Data listing
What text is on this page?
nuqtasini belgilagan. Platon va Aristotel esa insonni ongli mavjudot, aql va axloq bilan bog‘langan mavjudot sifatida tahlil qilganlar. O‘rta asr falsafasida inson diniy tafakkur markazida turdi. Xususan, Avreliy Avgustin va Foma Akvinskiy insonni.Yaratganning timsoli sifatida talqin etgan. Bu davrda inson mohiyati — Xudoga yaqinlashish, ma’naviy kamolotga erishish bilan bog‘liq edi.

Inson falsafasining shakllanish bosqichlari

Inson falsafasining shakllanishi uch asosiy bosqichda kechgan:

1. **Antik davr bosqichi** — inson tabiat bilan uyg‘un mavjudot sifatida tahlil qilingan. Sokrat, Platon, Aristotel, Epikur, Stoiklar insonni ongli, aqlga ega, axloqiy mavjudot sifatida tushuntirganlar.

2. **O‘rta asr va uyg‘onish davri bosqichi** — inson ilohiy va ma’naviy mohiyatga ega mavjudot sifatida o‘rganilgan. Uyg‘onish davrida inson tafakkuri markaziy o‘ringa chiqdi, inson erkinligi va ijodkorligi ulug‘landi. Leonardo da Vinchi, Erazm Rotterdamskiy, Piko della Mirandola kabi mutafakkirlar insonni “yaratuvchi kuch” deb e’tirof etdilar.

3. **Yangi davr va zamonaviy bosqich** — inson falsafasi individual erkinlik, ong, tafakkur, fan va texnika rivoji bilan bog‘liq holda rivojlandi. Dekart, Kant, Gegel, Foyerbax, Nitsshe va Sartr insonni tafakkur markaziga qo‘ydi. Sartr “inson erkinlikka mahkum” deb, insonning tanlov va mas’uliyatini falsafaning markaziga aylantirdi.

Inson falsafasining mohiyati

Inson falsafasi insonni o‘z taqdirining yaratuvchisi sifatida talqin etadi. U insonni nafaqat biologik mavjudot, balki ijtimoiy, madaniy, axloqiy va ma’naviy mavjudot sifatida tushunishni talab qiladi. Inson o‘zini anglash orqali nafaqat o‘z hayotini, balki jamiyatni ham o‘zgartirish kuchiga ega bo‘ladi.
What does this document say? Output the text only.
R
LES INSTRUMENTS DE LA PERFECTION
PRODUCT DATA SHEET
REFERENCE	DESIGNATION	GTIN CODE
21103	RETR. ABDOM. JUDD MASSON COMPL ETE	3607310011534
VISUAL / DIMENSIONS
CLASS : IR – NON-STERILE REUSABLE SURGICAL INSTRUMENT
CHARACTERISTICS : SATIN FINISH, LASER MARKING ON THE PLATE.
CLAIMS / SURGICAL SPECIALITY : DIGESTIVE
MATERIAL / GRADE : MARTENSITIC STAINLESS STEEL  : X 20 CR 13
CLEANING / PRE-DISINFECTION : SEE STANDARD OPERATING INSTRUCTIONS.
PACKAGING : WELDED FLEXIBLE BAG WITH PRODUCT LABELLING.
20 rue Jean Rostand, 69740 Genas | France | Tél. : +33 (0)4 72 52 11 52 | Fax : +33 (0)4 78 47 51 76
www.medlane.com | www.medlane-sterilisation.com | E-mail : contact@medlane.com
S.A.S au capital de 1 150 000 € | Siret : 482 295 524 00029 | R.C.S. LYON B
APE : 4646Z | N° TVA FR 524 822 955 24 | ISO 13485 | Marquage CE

Task requirements
Please set down all the data word for word.

Response to the exercise
What text is on this page?
nuqtasini belgilagan. Platon va Aristotel esa insonni ongli mavjudot, aql va axloq bilan bog‘langan mavjudot sifatida tahlil qilganlar. O‘rta asr falsafasida inson diniy tafakkur markazida turdi. Xususan, Avreliy Avgustin va Foma Akvinskiy insonni.Yaratganning timsoli sifatida talqin etgan. Bu davrda inson mohiyati — Xudoga yaqinlashish, ma’naviy kamolotga erishish bilan bog‘liq edi.

Inson falsafasining shakllanish bosqichlari

Inson falsafasining shakllanishi uch asosiy bosqichda kechgan:

1. **Antik davr bosqichi** — inson tabiat bilan uyg‘un mavjudot sifatida tahlil qilingan. Sokrat, Platon, Aristotel, Epikur, Stoiklar insonni ongli, aqlga ega, axloqiy mavjudot sifatida tushuntirganlar.

2. **O‘rta asr va uyg‘onish davri bosqichi** — inson ilohiy va ma’naviy mohiyatga ega mavjudot sifatida o‘rganilgan. Uyg‘onish davrida inson tafakkuri markaziy o‘ringa chiqdi, inson erkinligi va ijodkorligi ulug‘landi. Leonardo da Vinchi, Erazm Rotterdamskiy, Piko della Mirandola kabi mutafakkirlar insonni “yaratuvchi kuch” deb e’tirof etdilar.

3. **Yangi davr va zamonaviy bosqich** — inson falsafasi individual erkinlik, ong, tafakkur, fan va texnika rivoji bilan bog‘liq holda rivojlandi. Dekart, Kant, Gegel, Foyerbax, Nitsshe va Sartr insonni tafakkur markaziga qo‘ydi. Sartr “inson erkinlikka mahkum” deb, insonning tanlov va mas’uliyatini falsafaning markaziga aylantirdi.

Inson falsafasining mohiyati

Inson falsafasi insonni o‘z taqdirining yaratuvchisi sifatida talqin etadi. U insonni nafaqat biologik mavjudot, balki ijtimoiy, madaniy, axloqiy va ma’naviy mavjudot sifatida tushunishni talab qiladi. Inson o‘zini anglash orqali nafaqat o‘z hayotini, balki jamiyatni ham o‘zgartirish kuchiga ega bo‘ladi.
What does this document say? Output the text only.
R
LES INSTRUMENTS DE LA PERFECTION
PRODUCT DATA SHEET
REFERENCE	DESIGNATION	GTIN CODE
21103	RETR. ABDOM. JUDD MASSON COMPL ETE	3607310011534
VISUAL / DIMENSIONS
CLASS : IR – NON-STERILE REUSABLE SURGICAL INSTRUMENT
CHARACTERISTICS : SATIN FINISH, LASER MARKING ON THE PLATE.
CLAIMS / SURGICAL SPECIALITY : DIGESTIVE
MATERIAL / GRADE : MARTENSITIC STAINLESS STEEL  : X 20 CR 13
CLEANING / PRE-DISINFECTION : SEE STANDARD OPERATING INSTRUCTIONS.
PACKAGING : WELDED FLEXIBLE BAG WITH PRODUCT LABELLING.
20 rue Jean Rostand, 69740 Genas | France | Tél. : +33 (0)4 72 52 11 52 | Fax : +33 (0)4 78 47 51 76
www.medlane.com | www.medlane-sterilisation.com | E-mail : contact@medlane.com
S.A.S au capital de 1 150 000 € | Siret : 482 295 524 00029 | R.C.S. LYON B
APE : 4646Z | N° TVA FR 524 822 955 24 | ISO 13485 | Marquage CE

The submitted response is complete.